§ Input for this task:

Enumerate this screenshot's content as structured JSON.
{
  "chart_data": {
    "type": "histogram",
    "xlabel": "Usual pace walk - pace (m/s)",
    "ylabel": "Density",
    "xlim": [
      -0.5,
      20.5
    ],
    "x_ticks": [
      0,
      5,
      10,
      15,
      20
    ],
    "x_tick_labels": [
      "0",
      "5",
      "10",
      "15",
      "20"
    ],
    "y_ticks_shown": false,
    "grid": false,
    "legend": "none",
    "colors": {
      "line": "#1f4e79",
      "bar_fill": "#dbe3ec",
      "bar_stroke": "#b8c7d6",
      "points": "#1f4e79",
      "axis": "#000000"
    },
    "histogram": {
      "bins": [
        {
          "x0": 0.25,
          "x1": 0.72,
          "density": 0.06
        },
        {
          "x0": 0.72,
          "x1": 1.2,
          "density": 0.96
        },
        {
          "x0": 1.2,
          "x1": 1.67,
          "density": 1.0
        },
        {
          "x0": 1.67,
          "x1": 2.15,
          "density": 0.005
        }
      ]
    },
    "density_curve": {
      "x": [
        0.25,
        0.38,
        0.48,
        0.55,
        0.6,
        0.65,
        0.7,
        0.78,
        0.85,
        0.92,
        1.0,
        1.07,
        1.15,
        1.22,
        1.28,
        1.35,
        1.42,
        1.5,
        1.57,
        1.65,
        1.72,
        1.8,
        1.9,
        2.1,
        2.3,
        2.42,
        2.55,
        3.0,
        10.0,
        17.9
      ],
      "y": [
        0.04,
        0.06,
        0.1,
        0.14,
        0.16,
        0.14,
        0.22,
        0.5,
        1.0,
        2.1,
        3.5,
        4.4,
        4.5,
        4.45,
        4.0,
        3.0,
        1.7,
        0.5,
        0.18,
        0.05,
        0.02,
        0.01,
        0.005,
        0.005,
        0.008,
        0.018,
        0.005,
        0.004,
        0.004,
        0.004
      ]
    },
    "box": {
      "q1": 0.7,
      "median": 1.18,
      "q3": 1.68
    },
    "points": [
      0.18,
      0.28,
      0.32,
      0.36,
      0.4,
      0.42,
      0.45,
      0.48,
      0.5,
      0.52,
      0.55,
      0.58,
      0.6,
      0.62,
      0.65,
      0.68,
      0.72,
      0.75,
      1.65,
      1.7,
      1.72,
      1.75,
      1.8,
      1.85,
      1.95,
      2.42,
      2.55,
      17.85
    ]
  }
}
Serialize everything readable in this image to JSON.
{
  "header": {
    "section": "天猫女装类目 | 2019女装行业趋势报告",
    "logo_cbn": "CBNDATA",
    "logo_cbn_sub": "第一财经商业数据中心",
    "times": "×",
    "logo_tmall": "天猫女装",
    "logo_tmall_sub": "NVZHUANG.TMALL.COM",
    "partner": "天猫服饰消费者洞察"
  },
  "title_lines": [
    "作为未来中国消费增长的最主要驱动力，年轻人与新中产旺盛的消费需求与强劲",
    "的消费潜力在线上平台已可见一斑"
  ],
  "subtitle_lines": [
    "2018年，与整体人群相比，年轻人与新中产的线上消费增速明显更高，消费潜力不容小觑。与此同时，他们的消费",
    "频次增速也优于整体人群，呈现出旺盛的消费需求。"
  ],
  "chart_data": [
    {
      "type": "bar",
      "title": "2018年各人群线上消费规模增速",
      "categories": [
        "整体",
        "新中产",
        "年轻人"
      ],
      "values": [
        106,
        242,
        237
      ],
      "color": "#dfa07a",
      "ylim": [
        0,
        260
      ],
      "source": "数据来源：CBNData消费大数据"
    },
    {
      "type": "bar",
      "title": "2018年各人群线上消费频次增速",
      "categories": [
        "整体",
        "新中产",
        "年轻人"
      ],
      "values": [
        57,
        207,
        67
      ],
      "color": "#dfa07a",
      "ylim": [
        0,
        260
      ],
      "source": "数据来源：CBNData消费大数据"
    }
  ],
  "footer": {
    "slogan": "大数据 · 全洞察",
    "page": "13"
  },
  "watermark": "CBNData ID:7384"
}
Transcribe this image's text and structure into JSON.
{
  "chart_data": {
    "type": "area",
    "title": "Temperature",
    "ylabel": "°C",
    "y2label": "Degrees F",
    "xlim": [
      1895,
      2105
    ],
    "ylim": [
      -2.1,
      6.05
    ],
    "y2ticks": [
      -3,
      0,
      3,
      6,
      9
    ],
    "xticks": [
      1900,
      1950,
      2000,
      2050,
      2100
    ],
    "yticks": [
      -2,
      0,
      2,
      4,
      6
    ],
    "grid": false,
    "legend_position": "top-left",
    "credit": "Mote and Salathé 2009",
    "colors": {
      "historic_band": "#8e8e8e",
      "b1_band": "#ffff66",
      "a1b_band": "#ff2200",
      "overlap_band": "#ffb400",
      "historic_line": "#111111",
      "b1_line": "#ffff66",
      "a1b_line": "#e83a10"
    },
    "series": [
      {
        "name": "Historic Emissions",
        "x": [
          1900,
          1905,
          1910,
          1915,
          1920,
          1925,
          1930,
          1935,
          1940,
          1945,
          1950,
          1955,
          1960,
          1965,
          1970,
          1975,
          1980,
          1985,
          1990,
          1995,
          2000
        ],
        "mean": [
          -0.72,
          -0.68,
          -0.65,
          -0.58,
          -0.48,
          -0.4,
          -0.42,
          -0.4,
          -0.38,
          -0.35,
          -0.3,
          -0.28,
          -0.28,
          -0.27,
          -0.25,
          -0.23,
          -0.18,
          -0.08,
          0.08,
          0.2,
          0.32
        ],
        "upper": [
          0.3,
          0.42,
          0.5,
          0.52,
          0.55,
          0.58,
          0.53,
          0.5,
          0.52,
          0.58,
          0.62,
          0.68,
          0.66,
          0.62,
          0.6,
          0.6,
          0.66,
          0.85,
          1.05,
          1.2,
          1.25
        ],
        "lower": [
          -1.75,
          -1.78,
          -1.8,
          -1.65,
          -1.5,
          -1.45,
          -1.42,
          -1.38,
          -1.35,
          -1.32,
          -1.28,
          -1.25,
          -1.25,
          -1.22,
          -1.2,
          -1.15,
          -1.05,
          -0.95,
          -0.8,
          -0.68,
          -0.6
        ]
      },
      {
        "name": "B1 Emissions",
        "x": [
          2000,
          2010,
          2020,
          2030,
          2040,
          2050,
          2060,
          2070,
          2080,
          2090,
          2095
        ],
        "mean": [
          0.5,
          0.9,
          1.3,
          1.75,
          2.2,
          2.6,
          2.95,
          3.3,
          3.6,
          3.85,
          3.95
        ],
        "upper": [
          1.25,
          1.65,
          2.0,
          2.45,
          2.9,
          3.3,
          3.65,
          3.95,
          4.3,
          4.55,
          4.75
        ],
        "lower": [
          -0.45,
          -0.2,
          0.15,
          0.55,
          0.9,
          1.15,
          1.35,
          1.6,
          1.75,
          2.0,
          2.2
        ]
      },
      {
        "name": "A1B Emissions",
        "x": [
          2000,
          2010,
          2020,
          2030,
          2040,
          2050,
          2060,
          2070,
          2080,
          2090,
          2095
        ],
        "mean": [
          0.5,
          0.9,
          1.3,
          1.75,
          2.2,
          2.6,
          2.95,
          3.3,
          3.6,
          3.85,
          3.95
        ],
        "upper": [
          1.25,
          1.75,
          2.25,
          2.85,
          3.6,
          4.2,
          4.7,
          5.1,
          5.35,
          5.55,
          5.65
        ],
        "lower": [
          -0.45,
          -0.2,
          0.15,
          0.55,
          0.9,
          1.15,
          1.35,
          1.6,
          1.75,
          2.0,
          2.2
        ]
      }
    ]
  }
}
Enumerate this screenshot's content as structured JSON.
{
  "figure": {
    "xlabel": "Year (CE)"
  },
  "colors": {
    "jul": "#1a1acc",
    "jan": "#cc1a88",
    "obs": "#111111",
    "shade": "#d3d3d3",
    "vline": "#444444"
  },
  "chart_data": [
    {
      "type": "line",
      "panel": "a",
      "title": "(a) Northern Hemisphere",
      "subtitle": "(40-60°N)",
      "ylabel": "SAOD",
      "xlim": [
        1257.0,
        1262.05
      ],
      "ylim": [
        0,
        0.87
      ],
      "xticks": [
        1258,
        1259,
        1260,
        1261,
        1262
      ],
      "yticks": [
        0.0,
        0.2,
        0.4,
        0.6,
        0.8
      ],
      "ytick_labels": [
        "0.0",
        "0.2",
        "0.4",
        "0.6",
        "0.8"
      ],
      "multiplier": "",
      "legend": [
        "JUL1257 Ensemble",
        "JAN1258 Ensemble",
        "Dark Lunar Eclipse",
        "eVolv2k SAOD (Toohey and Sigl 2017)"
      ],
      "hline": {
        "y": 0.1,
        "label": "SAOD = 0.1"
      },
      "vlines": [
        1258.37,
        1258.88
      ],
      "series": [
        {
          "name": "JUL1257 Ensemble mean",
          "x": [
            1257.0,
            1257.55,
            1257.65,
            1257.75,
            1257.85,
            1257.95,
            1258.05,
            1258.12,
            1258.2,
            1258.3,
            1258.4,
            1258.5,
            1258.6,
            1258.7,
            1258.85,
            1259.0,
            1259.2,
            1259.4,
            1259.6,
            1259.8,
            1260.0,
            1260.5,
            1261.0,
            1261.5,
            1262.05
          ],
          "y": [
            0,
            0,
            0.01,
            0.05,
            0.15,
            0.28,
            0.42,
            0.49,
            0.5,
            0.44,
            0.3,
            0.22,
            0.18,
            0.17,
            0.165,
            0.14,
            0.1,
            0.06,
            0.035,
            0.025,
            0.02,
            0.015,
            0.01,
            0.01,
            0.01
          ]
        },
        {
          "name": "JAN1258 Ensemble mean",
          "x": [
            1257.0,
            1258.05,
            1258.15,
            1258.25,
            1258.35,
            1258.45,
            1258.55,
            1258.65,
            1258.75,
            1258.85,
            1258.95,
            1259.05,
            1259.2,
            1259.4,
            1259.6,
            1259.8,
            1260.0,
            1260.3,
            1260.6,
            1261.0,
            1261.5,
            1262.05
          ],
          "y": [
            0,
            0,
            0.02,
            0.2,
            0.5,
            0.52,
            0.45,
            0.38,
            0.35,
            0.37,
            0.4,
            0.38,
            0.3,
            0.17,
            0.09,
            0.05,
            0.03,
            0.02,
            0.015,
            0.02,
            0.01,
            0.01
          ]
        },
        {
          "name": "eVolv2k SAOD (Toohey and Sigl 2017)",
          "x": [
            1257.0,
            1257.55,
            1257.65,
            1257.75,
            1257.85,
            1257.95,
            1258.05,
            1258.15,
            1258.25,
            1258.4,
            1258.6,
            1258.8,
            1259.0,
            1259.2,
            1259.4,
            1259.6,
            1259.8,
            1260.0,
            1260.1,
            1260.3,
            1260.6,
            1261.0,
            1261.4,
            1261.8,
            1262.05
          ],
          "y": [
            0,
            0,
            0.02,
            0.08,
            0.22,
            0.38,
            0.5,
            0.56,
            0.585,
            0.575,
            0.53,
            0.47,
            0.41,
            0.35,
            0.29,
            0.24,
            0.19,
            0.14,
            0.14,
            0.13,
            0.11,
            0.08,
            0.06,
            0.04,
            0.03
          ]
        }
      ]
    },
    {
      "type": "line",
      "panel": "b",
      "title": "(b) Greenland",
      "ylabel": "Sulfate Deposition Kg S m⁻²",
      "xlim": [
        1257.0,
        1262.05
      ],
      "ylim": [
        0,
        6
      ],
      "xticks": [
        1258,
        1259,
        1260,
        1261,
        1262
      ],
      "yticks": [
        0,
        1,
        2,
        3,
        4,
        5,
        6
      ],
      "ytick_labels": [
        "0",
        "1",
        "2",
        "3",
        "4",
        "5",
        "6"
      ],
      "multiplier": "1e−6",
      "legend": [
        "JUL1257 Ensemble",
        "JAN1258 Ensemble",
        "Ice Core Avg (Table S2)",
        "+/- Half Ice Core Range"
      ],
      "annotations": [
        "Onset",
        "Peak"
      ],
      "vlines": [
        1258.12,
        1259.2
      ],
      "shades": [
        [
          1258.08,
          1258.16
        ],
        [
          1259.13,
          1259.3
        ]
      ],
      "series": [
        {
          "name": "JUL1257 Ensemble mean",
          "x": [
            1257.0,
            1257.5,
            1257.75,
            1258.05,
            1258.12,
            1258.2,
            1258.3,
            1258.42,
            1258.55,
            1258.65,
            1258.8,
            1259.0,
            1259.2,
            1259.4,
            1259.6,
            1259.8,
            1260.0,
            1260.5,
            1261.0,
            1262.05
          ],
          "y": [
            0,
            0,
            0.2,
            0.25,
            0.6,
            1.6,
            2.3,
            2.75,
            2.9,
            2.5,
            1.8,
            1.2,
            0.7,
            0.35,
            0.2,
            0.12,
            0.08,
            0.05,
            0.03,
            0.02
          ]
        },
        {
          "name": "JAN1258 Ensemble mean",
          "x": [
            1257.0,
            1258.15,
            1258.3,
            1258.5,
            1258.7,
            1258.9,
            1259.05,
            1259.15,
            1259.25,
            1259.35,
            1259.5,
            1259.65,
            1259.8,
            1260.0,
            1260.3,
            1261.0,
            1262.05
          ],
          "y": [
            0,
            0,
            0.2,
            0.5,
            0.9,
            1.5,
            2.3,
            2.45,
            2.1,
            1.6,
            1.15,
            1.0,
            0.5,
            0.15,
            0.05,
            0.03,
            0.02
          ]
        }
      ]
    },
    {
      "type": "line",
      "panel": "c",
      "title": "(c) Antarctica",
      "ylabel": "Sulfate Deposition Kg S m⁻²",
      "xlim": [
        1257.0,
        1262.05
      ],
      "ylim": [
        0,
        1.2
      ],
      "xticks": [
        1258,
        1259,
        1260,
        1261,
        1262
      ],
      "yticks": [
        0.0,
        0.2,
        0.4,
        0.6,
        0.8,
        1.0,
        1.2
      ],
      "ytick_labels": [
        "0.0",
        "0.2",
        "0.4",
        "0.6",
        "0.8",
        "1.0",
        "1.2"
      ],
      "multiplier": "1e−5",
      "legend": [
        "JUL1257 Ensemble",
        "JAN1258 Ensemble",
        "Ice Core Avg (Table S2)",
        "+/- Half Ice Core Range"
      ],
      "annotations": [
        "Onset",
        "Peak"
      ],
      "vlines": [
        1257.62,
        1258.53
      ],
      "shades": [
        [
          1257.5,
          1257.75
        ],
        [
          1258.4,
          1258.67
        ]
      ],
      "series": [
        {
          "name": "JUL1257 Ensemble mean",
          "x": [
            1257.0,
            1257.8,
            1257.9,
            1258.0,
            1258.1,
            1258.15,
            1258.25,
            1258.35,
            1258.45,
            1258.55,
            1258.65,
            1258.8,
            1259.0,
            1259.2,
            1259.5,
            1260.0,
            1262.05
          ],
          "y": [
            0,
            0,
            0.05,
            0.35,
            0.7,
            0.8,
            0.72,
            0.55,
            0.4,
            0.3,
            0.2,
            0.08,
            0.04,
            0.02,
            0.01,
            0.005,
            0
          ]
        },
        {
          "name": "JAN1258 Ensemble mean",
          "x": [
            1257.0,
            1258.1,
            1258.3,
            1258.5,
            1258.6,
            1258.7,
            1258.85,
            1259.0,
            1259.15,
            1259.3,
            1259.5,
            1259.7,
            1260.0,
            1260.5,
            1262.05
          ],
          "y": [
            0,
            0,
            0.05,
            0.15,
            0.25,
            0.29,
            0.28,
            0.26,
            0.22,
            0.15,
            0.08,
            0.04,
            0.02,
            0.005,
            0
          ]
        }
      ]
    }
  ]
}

§ Given request: Locate each line with the word "ylabel" and copy it.

§ Response to the exercise:
    "ylabel": "Density",
    "ylabel": "°C",
      "ylabel": "SAOD",
      "ylabel": "Sulfate Deposition Kg S m⁻²",
      "ylabel": "Sulfate Deposition Kg S m⁻²",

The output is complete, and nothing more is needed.